[Short task]: Count how many lines contain "verkauffen" and reply with that number only.

[Records for the task]:
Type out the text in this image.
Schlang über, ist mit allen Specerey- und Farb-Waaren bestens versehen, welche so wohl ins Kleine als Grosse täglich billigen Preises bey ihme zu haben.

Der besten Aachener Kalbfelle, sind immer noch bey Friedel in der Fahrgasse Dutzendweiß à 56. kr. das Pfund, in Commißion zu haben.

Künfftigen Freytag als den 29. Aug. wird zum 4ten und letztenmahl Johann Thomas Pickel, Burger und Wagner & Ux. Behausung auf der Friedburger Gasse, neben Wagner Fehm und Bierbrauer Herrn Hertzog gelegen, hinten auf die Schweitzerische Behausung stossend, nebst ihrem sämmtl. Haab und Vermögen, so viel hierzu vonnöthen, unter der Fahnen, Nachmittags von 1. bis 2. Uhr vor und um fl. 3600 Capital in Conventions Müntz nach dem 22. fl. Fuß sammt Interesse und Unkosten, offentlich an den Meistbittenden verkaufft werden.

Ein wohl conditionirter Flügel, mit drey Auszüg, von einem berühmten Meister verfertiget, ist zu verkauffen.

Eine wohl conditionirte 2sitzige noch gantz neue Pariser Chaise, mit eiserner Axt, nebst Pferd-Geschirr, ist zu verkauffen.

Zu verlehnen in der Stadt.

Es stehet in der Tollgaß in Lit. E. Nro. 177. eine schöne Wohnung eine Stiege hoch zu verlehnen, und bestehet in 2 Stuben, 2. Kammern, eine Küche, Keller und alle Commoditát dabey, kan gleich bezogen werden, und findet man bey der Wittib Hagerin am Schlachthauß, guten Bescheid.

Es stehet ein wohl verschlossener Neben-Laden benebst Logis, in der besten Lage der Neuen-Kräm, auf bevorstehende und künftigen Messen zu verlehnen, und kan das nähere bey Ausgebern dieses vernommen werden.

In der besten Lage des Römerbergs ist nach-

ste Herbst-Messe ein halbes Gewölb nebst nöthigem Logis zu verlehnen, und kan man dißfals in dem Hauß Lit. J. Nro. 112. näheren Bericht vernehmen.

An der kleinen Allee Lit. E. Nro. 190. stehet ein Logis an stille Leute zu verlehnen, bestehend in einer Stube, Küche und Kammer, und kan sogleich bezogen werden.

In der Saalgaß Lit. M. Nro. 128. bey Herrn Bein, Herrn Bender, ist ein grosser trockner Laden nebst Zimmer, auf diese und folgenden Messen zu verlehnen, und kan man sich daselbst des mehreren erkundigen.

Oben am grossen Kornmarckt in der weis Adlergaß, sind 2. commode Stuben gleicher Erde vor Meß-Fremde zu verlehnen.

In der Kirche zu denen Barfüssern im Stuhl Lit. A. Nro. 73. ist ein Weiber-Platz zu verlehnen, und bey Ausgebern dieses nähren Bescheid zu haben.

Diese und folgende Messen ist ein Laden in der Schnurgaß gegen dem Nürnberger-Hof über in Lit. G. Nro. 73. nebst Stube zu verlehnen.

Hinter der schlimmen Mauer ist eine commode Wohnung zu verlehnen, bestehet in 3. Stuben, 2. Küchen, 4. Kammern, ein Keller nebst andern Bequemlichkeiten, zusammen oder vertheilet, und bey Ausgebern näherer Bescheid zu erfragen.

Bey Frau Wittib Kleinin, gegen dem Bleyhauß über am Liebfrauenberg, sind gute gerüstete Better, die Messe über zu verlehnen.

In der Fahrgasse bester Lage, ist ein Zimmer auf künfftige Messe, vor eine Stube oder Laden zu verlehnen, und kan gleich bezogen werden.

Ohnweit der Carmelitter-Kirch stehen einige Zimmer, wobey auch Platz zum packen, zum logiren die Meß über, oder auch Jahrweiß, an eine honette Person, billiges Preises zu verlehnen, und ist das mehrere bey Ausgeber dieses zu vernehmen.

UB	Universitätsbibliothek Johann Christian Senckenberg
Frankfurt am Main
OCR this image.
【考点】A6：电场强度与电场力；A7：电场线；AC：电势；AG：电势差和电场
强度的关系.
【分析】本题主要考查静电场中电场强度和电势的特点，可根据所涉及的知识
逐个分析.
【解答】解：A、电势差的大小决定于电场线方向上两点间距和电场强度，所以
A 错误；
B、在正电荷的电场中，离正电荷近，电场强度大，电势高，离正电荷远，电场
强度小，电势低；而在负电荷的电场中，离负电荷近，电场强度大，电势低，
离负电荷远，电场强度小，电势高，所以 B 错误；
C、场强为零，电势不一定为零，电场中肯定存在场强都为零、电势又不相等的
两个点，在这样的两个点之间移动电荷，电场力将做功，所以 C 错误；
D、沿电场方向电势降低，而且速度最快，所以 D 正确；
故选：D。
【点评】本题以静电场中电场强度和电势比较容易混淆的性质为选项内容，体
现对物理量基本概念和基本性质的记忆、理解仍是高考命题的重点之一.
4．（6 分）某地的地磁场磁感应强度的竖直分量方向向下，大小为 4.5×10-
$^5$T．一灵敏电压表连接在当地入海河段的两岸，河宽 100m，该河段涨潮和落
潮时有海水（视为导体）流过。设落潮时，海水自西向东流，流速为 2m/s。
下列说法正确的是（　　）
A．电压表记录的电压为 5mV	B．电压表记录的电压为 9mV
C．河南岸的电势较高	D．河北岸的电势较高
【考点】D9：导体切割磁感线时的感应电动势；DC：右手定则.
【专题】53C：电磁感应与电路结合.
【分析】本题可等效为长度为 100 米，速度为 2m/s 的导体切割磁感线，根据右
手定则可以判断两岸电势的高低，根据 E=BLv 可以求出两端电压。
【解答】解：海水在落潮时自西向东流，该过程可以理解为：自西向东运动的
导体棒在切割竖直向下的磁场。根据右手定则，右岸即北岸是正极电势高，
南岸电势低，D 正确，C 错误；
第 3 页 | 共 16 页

[The completed task]: 2